• _WHAT IS ASKED_
Transcribe only the part of the listing below that begins at the line containing "What text is on this page?" and runs to its final line, keeping both ends.
== DATA ROWS
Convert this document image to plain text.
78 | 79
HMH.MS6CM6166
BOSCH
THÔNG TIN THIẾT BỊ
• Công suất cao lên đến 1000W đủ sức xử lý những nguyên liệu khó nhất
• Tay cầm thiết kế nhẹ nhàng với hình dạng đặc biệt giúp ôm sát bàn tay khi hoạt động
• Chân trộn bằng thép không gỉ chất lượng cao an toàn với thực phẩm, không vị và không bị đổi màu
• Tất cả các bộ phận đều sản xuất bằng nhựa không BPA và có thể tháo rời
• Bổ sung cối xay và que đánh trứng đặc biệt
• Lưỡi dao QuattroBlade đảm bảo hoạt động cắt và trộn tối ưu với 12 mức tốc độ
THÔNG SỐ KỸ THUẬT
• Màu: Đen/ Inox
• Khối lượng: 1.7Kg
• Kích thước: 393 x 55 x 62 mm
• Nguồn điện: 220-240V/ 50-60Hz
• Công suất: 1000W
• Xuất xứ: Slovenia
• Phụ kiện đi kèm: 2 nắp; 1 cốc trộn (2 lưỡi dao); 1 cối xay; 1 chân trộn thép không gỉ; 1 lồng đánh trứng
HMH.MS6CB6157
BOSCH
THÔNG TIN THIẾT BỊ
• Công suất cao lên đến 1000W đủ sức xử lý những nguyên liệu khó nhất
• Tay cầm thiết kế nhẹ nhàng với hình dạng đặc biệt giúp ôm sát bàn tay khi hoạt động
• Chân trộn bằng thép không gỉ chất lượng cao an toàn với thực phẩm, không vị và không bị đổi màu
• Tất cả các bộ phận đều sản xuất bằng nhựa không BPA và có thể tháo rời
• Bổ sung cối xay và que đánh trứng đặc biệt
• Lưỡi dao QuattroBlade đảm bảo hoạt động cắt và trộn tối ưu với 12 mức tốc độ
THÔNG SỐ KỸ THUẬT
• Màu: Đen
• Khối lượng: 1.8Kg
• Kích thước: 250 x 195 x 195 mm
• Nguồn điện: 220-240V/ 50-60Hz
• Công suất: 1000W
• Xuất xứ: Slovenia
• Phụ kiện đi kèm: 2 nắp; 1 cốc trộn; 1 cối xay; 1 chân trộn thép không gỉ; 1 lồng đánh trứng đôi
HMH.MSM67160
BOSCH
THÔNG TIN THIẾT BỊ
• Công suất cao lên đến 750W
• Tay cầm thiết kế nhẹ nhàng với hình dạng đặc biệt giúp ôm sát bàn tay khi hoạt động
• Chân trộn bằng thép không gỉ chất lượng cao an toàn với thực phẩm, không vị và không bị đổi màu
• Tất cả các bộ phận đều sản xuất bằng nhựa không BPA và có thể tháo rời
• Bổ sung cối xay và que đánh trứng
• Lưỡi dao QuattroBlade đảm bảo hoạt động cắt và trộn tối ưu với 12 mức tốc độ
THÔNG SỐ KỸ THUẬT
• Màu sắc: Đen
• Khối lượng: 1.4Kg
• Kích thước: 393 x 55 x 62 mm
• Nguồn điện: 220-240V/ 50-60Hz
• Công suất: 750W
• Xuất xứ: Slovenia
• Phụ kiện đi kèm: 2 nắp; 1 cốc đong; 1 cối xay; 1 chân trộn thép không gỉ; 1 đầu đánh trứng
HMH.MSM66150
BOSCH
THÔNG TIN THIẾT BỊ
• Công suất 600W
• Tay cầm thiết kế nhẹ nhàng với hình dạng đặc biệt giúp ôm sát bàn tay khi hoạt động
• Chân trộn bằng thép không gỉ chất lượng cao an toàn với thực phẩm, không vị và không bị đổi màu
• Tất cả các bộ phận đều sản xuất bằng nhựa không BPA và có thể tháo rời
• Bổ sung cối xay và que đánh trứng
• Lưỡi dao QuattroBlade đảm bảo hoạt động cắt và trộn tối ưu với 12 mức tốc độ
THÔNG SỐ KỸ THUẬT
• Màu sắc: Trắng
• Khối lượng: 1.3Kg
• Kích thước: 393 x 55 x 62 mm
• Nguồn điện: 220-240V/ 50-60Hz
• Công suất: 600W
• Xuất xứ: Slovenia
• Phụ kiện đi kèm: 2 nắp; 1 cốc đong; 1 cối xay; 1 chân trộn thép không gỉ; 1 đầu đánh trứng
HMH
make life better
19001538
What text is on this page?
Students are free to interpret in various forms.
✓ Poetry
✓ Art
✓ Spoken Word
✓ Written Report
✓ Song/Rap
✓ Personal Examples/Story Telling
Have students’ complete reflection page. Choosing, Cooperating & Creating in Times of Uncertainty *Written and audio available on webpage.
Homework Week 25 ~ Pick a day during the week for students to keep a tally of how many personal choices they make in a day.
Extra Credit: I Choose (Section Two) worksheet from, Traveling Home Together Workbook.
====
• _WRITTEN ANSWER_
What text is on this page?
Students are free to interpret in various forms.
✓ Poetry
✓ Art
✓ Spoken Word
✓ Written Report
✓ Song/Rap
✓ Personal Examples/Story Telling
Have students’ complete reflection page. Choosing, Cooperating & Creating in Times of Uncertainty *Written and audio available on webpage.
Homework Week 25 ~ Pick a day during the week for students to keep a tally of how many personal choices they make in a day.
Extra Credit: I Choose (Section Two) worksheet from, Traveling Home Together Workbook.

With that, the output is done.